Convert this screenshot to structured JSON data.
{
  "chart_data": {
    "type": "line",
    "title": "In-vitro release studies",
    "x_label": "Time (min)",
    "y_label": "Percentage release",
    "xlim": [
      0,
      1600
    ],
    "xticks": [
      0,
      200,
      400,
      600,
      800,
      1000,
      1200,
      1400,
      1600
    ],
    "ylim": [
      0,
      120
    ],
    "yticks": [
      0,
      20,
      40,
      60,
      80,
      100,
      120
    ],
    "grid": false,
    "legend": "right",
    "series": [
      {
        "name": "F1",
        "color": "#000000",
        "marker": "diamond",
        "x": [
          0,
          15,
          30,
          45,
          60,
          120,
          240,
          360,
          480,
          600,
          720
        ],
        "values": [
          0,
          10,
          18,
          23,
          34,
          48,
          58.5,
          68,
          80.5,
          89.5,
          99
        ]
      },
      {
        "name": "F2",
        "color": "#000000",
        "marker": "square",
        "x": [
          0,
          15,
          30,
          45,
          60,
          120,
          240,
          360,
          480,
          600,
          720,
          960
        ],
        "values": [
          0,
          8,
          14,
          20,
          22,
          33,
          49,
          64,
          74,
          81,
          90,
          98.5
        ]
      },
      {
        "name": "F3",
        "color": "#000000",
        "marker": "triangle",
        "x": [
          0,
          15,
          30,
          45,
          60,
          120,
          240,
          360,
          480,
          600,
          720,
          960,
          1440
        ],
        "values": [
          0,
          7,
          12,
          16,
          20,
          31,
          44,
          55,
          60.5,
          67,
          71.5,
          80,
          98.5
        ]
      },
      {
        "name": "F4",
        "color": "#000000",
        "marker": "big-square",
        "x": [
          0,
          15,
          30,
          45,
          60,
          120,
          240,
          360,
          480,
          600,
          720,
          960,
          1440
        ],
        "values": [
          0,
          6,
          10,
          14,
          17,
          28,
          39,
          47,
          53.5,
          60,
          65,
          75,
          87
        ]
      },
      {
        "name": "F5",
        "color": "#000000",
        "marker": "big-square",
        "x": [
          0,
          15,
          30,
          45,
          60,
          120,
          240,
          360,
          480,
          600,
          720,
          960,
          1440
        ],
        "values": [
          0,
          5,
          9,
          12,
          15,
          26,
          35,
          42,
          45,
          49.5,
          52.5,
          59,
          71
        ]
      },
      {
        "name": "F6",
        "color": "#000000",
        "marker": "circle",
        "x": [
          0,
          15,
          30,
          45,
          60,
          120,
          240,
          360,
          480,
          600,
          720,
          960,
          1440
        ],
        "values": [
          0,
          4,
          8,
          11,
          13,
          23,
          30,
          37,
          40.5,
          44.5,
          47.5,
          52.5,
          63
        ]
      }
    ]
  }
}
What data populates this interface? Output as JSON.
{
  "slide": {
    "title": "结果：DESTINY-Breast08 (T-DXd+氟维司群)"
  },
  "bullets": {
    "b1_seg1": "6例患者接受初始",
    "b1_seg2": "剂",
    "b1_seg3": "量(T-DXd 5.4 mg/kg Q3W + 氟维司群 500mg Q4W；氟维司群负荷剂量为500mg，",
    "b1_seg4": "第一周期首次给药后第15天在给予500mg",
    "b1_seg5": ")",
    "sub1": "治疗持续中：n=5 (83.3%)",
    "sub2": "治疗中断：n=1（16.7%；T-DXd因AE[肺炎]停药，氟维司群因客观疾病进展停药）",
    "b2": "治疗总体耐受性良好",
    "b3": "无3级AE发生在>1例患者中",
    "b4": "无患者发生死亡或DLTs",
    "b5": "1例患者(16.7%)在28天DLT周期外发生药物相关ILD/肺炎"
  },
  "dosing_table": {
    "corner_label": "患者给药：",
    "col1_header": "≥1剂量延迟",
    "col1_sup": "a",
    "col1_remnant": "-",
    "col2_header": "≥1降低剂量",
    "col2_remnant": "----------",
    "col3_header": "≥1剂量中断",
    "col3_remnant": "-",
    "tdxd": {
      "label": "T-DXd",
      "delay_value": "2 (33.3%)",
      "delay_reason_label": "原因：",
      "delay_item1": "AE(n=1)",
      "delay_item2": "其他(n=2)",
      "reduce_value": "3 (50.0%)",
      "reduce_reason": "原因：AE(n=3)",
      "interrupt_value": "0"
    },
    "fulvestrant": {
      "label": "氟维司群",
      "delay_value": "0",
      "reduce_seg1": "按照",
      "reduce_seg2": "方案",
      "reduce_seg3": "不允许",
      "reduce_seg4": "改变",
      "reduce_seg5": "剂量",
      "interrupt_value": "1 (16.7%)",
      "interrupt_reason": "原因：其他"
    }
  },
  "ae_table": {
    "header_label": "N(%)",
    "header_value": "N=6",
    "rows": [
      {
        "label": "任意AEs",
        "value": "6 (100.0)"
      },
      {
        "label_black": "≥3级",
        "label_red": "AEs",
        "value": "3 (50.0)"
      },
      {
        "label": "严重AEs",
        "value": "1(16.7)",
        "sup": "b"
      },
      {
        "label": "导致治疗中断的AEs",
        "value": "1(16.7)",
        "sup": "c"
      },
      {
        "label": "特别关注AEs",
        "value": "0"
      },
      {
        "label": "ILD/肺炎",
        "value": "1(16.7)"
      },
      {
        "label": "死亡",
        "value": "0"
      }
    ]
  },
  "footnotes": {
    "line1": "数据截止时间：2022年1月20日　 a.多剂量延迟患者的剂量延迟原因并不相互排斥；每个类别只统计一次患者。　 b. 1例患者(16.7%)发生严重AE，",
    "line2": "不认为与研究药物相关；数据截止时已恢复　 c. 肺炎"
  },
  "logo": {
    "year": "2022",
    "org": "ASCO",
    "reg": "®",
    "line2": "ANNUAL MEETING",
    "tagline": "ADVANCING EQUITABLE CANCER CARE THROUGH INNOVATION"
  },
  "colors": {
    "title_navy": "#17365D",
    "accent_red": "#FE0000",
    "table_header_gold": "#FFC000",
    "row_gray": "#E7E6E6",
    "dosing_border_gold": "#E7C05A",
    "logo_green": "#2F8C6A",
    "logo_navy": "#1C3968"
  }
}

==

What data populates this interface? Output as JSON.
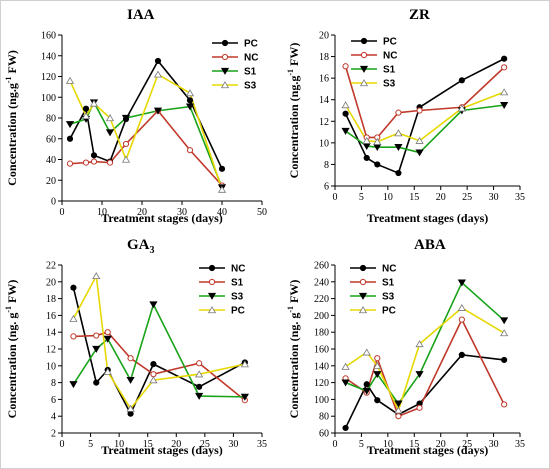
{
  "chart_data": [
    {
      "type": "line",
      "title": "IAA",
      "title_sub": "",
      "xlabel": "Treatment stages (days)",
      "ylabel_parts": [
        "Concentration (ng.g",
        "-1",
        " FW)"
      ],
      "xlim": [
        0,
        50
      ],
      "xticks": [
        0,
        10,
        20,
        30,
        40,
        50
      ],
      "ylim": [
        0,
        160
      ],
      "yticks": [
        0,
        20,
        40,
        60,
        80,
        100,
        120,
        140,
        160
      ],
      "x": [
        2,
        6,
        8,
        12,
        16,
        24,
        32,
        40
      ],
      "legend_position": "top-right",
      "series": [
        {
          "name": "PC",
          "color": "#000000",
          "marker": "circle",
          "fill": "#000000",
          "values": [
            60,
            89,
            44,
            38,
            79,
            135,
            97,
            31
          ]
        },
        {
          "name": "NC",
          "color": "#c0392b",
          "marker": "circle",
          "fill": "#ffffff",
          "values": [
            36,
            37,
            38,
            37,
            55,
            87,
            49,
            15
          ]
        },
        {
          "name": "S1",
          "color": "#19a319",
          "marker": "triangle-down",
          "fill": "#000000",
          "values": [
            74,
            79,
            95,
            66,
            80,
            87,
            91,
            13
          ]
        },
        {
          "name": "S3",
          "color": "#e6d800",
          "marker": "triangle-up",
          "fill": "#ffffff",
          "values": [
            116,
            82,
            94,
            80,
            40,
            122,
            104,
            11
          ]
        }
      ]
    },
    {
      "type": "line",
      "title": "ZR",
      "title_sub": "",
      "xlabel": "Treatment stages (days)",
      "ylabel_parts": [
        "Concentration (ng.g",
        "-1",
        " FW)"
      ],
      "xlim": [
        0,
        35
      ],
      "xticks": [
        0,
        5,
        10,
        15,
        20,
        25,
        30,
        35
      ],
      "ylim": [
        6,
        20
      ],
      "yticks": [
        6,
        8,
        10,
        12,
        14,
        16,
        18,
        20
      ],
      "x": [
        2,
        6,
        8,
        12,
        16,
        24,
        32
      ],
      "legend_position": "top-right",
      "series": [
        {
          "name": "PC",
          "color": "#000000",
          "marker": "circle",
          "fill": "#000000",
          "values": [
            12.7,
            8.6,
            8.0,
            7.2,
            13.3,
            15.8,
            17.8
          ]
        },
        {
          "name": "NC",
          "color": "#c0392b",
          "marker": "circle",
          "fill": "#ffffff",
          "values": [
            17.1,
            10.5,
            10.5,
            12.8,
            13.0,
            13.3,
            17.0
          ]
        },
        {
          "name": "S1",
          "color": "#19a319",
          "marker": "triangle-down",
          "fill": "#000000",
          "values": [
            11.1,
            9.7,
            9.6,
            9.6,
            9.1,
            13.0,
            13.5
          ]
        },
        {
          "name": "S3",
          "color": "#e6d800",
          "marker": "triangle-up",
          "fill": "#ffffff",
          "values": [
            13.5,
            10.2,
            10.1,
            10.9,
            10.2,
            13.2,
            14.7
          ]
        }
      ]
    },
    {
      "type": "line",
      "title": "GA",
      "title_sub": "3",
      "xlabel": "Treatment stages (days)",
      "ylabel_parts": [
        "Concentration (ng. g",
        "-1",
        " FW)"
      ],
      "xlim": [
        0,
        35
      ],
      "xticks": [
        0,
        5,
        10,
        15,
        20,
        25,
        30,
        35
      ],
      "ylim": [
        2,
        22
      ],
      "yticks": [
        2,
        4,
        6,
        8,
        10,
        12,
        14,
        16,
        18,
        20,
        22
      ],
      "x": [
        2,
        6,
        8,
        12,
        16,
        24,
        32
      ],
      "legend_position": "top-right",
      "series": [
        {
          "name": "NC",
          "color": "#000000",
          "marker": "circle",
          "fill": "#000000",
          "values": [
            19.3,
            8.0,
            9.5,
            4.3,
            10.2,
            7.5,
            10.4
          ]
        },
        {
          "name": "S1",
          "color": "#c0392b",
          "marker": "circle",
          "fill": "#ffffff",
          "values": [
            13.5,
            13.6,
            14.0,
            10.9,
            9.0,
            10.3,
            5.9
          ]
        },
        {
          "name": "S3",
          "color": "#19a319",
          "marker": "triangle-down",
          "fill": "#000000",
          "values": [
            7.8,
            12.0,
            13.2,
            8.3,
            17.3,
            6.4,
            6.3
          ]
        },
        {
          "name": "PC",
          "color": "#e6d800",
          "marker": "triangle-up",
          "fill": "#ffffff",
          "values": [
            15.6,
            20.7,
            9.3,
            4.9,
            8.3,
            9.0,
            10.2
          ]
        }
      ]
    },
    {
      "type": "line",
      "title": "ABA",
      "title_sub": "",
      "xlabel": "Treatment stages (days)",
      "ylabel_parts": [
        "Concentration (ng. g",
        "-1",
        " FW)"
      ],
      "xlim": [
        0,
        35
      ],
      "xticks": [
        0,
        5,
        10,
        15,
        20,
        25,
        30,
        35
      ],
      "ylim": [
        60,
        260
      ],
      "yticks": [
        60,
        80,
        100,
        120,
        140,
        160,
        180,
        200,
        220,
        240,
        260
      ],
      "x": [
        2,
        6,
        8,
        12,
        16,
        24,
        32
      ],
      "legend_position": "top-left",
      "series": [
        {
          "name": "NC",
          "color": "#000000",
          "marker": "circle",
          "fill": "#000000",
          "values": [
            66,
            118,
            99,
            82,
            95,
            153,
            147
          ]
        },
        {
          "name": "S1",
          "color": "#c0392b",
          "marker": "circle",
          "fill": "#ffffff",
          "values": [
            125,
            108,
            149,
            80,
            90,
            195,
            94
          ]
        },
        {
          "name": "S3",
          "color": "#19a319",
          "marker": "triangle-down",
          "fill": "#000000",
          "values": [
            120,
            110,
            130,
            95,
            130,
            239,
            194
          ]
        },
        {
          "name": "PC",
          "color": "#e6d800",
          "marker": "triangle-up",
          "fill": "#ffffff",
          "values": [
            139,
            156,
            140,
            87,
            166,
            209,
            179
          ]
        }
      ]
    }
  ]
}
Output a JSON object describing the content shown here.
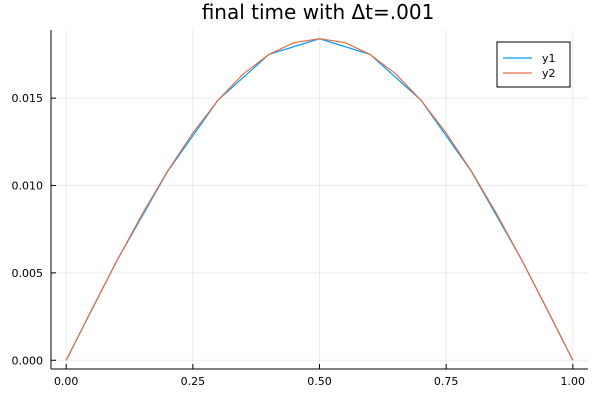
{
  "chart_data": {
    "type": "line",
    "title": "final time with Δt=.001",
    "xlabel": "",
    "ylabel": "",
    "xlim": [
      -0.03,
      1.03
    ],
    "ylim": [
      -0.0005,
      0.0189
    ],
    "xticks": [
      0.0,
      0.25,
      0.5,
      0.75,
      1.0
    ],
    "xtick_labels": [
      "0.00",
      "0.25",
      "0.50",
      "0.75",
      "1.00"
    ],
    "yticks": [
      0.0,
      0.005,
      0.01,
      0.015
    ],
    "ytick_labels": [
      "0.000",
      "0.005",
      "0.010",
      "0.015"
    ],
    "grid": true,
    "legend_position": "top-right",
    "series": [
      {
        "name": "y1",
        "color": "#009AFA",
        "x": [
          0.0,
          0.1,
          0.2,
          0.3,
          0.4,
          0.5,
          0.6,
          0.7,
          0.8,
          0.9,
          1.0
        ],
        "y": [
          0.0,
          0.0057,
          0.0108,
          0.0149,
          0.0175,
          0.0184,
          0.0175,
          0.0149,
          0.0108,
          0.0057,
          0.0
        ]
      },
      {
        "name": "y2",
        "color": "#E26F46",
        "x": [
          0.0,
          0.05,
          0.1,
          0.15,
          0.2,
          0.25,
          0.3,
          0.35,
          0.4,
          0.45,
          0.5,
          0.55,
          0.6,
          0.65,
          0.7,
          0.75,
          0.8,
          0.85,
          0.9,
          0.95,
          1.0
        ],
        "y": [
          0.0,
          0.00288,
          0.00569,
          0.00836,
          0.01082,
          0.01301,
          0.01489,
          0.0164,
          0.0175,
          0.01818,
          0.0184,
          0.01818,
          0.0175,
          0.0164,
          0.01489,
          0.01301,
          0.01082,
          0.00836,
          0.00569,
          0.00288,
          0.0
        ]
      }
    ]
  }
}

--

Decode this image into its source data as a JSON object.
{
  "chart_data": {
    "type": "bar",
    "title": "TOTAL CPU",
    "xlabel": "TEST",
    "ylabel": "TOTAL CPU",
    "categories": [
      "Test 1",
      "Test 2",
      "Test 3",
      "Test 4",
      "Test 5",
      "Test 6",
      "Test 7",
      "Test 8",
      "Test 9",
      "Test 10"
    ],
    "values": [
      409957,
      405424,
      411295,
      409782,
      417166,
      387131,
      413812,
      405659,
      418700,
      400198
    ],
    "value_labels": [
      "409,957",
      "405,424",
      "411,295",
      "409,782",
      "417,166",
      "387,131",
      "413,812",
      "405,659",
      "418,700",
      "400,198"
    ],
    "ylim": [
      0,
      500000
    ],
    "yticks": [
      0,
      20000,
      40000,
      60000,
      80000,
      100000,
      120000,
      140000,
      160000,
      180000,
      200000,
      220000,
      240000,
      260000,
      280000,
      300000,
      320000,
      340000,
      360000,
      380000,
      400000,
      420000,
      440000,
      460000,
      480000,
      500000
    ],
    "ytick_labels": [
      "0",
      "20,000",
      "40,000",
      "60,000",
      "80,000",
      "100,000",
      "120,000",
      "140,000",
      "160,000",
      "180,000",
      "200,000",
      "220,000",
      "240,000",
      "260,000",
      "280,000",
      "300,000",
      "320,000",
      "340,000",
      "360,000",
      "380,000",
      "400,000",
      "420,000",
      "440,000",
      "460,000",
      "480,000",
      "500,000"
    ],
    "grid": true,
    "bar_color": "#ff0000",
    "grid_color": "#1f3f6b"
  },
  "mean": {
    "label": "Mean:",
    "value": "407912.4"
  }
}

* [What you should do]: Search the records above for "object". Copy each line where it is found.

* [Answer in full]:
Output a JSON object describing the content shown here.
Decode this image into its source data as a JSON object.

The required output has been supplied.